## START Records supplied

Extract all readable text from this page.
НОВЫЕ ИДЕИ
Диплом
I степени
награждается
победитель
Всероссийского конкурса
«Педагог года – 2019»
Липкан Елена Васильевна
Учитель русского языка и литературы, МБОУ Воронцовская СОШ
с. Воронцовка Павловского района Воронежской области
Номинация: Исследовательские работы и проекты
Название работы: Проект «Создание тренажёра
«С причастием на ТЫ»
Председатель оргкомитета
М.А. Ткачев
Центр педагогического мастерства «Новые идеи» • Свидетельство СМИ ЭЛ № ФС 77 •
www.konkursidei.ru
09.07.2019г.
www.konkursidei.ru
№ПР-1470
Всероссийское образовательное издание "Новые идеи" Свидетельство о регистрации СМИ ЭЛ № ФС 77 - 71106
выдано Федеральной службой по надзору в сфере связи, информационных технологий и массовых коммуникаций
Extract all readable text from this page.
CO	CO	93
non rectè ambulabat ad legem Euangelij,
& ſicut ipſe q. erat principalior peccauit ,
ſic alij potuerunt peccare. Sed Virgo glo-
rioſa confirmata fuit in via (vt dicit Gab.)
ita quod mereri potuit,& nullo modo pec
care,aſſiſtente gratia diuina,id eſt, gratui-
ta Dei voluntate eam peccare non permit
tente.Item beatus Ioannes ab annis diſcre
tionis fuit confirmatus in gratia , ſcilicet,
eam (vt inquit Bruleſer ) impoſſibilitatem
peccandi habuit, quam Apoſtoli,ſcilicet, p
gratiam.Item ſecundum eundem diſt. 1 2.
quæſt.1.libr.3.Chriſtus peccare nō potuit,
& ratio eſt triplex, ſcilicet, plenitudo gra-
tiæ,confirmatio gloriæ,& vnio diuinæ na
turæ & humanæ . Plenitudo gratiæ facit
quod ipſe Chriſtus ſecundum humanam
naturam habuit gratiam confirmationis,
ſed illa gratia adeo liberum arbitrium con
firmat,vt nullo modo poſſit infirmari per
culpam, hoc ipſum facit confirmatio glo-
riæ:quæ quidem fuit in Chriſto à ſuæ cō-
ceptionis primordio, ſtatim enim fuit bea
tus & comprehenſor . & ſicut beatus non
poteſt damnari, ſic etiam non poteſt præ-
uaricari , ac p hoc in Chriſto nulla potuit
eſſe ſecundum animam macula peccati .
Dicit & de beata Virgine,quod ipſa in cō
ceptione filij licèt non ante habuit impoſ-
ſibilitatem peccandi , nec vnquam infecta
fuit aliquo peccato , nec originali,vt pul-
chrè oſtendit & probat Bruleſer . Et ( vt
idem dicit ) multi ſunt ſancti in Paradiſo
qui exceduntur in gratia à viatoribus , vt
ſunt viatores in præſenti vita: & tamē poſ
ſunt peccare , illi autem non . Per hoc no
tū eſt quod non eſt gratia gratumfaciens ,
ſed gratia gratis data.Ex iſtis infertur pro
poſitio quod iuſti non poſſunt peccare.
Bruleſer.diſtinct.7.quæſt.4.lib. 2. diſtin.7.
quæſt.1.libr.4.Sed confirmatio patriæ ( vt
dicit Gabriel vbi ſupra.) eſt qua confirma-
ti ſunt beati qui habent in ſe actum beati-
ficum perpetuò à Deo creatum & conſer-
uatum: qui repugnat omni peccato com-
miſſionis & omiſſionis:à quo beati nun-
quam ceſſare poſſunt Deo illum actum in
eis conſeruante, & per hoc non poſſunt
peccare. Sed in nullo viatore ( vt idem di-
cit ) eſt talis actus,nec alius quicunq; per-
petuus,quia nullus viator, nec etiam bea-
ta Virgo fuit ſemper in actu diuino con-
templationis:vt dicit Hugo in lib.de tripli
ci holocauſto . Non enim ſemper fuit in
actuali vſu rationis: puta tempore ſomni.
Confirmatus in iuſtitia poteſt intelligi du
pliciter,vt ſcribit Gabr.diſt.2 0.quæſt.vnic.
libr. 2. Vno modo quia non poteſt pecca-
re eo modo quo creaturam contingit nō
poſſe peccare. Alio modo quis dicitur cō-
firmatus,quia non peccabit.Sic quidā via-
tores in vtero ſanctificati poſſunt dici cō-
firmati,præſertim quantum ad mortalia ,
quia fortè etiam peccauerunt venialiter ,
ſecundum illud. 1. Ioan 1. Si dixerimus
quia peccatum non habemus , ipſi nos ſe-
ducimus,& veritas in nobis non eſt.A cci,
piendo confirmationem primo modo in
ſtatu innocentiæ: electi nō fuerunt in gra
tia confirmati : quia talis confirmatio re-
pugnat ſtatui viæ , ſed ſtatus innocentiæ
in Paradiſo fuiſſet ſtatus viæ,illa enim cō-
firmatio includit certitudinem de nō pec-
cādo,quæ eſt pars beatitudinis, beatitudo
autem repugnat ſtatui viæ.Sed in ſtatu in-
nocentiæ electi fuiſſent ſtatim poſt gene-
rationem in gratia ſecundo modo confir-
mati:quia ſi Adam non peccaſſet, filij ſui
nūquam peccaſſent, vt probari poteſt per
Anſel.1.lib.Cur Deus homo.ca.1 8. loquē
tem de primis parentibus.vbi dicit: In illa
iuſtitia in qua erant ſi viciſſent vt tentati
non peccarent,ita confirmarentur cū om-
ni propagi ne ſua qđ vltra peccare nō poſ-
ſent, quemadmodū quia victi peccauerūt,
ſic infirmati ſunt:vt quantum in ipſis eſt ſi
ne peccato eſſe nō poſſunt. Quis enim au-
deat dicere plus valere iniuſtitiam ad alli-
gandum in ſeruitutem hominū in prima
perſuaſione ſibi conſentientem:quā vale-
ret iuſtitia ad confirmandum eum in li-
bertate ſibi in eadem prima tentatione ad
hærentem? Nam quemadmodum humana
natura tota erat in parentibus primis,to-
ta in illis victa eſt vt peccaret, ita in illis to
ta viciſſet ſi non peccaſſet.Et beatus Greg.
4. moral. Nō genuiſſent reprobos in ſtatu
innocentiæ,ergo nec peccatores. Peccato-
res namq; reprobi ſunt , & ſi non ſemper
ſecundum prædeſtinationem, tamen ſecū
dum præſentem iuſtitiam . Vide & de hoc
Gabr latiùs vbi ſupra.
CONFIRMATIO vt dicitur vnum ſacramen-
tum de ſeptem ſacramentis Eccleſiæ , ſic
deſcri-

## END Records supplied

Print the records above exactly as they appear.

▶ **The result**:
Extract all readable text from this page.
НОВЫЕ ИДЕИ
Диплом
I степени
награждается
победитель
Всероссийского конкурса
«Педагог года – 2019»
Липкан Елена Васильевна
Учитель русского языка и литературы, МБОУ Воронцовская СОШ
с. Воронцовка Павловского района Воронежской области
Номинация: Исследовательские работы и проекты
Название работы: Проект «Создание тренажёра
«С причастием на ТЫ»
Председатель оргкомитета
М.А. Ткачев
Центр педагогического мастерства «Новые идеи» • Свидетельство СМИ ЭЛ № ФС 77 •
www.konkursidei.ru
09.07.2019г.
www.konkursidei.ru
№ПР-1470
Всероссийское образовательное издание "Новые идеи" Свидетельство о регистрации СМИ ЭЛ № ФС 77 - 71106
выдано Федеральной службой по надзору в сфере связи, информационных технологий и массовых коммуникаций
Extract all readable text from this page.
CO	CO	93
non rectè ambulabat ad legem Euangelij,
& ſicut ipſe q. erat principalior peccauit ,
ſic alij potuerunt peccare. Sed Virgo glo-
rioſa confirmata fuit in via (vt dicit Gab.)
ita quod mereri potuit,& nullo modo pec
care,aſſiſtente gratia diuina,id eſt, gratui-
ta Dei voluntate eam peccare non permit
tente.Item beatus Ioannes ab annis diſcre
tionis fuit confirmatus in gratia , ſcilicet,
eam (vt inquit Bruleſer ) impoſſibilitatem
peccandi habuit, quam Apoſtoli,ſcilicet, p
gratiam.Item ſecundum eundem diſt. 1 2.
quæſt.1.libr.3.Chriſtus peccare nō potuit,
& ratio eſt triplex, ſcilicet, plenitudo gra-
tiæ,confirmatio gloriæ,& vnio diuinæ na
turæ & humanæ . Plenitudo gratiæ facit
quod ipſe Chriſtus ſecundum humanam
naturam habuit gratiam confirmationis,
ſed illa gratia adeo liberum arbitrium con
firmat,vt nullo modo poſſit infirmari per
culpam, hoc ipſum facit confirmatio glo-
riæ:quæ quidem fuit in Chriſto à ſuæ cō-
ceptionis primordio, ſtatim enim fuit bea
tus & comprehenſor . & ſicut beatus non
poteſt damnari, ſic etiam non poteſt præ-
uaricari , ac p hoc in Chriſto nulla potuit
eſſe ſecundum animam macula peccati .
Dicit & de beata Virgine,quod ipſa in cō
ceptione filij licèt non ante habuit impoſ-
ſibilitatem peccandi , nec vnquam infecta
fuit aliquo peccato , nec originali,vt pul-
chrè oſtendit & probat Bruleſer . Et ( vt
idem dicit ) multi ſunt ſancti in Paradiſo
qui exceduntur in gratia à viatoribus , vt
ſunt viatores in præſenti vita: & tamē poſ
ſunt peccare , illi autem non . Per hoc no
tū eſt quod non eſt gratia gratumfaciens ,
ſed gratia gratis data.Ex iſtis infertur pro
poſitio quod iuſti non poſſunt peccare.
Bruleſer.diſtinct.7.quæſt.4.lib. 2. diſtin.7.
quæſt.1.libr.4.Sed confirmatio patriæ ( vt
dicit Gabriel vbi ſupra.) eſt qua confirma-
ti ſunt beati qui habent in ſe actum beati-
ficum perpetuò à Deo creatum & conſer-
uatum: qui repugnat omni peccato com-
miſſionis & omiſſionis:à quo beati nun-
quam ceſſare poſſunt Deo illum actum in
eis conſeruante, & per hoc non poſſunt
peccare. Sed in nullo viatore ( vt idem di-
cit ) eſt talis actus,nec alius quicunq; per-
petuus,quia nullus viator, nec etiam bea-
ta Virgo fuit ſemper in actu diuino con-
templationis:vt dicit Hugo in lib.de tripli
ci holocauſto . Non enim ſemper fuit in
actuali vſu rationis: puta tempore ſomni.
Confirmatus in iuſtitia poteſt intelligi du
pliciter,vt ſcribit Gabr.diſt.2 0.quæſt.vnic.
libr. 2. Vno modo quia non poteſt pecca-
re eo modo quo creaturam contingit nō
poſſe peccare. Alio modo quis dicitur cō-
firmatus,quia non peccabit.Sic quidā via-
tores in vtero ſanctificati poſſunt dici cō-
firmati,præſertim quantum ad mortalia ,
quia fortè etiam peccauerunt venialiter ,
ſecundum illud. 1. Ioan 1. Si dixerimus
quia peccatum non habemus , ipſi nos ſe-
ducimus,& veritas in nobis non eſt.A cci,
piendo confirmationem primo modo in
ſtatu innocentiæ: electi nō fuerunt in gra
tia confirmati : quia talis confirmatio re-
pugnat ſtatui viæ , ſed ſtatus innocentiæ
in Paradiſo fuiſſet ſtatus viæ,illa enim cō-
firmatio includit certitudinem de nō pec-
cādo,quæ eſt pars beatitudinis, beatitudo
autem repugnat ſtatui viæ.Sed in ſtatu in-
nocentiæ electi fuiſſent ſtatim poſt gene-
rationem in gratia ſecundo modo confir-
mati:quia ſi Adam non peccaſſet, filij ſui
nūquam peccaſſent, vt probari poteſt per
Anſel.1.lib.Cur Deus homo.ca.1 8. loquē
tem de primis parentibus.vbi dicit: In illa
iuſtitia in qua erant ſi viciſſent vt tentati
non peccarent,ita confirmarentur cū om-
ni propagi ne ſua qđ vltra peccare nō poſ-
ſent, quemadmodū quia victi peccauerūt,
ſic infirmati ſunt:vt quantum in ipſis eſt ſi
ne peccato eſſe nō poſſunt. Quis enim au-
deat dicere plus valere iniuſtitiam ad alli-
gandum in ſeruitutem hominū in prima
perſuaſione ſibi conſentientem:quā vale-
ret iuſtitia ad confirmandum eum in li-
bertate ſibi in eadem prima tentatione ad
hærentem? Nam quemadmodum humana
natura tota erat in parentibus primis,to-
ta in illis victa eſt vt peccaret, ita in illis to
ta viciſſet ſi non peccaſſet.Et beatus Greg.
4. moral. Nō genuiſſent reprobos in ſtatu
innocentiæ,ergo nec peccatores. Peccato-
res namq; reprobi ſunt , & ſi non ſemper
ſecundum prædeſtinationem, tamen ſecū
dum præſentem iuſtitiam . Vide & de hoc
Gabr latiùs vbi ſupra.
CONFIRMATIO vt dicitur vnum ſacramen-
tum de ſeptem ſacramentis Eccleſiæ , ſic
deſcri-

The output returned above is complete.